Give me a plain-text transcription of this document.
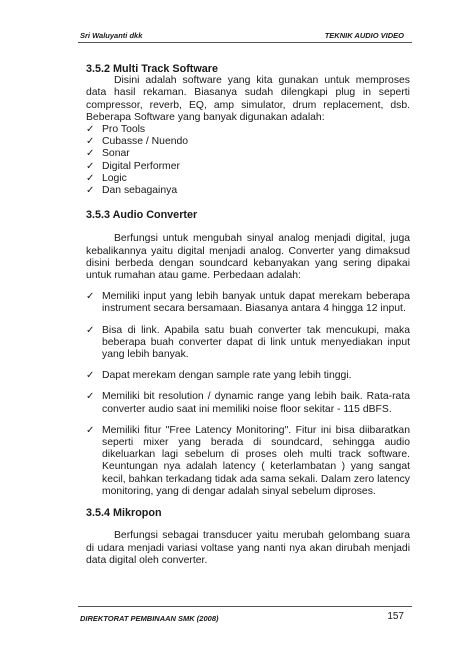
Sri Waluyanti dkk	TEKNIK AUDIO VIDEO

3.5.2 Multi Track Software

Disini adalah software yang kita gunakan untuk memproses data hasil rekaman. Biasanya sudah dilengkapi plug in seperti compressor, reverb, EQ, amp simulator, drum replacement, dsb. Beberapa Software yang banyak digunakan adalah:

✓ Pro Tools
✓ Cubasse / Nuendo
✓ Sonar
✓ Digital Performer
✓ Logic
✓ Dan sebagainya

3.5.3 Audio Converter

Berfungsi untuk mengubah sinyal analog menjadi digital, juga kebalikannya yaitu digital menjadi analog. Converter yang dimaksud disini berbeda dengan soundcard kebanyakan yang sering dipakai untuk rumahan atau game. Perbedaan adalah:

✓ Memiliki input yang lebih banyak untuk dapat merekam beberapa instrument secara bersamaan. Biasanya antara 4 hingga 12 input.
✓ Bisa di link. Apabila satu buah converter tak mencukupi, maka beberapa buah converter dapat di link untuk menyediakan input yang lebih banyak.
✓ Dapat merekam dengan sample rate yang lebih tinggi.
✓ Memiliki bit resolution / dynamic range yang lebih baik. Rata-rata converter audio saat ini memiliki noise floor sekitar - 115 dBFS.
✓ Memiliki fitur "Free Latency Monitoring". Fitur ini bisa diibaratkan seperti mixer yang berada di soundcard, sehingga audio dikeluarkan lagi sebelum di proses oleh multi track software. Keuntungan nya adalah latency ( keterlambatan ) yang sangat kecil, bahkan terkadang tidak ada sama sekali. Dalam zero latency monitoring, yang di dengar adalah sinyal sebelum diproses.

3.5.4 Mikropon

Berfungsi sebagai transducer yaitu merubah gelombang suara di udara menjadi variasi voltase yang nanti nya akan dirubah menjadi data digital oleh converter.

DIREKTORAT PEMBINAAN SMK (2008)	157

----

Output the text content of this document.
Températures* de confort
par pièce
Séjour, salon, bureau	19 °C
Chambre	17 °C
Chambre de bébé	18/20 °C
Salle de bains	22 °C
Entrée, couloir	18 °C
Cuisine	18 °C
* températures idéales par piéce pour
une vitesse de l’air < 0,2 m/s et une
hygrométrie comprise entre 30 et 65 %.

----

▶ [BRIEF]
Filter the records, keeping only lines that contain "soundcard", and show those lines.

▶ [RESULT OF THE TASK]
Berfungsi untuk mengubah sinyal analog menjadi digital, juga kebalikannya yaitu digital menjadi analog. Converter yang dimaksud disini berbeda dengan soundcard kebanyakan yang sering dipakai untuk rumahan atau game. Perbedaan adalah:
✓ Memiliki fitur "Free Latency Monitoring". Fitur ini bisa diibaratkan seperti mixer yang berada di soundcard, sehingga audio dikeluarkan lagi sebelum di proses oleh multi track software. Keuntungan nya adalah latency ( keterlambatan ) yang sangat kecil, bahkan terkadang tidak ada sama sekali. Dalam zero latency monitoring, yang di dengar adalah sinyal sebelum diproses.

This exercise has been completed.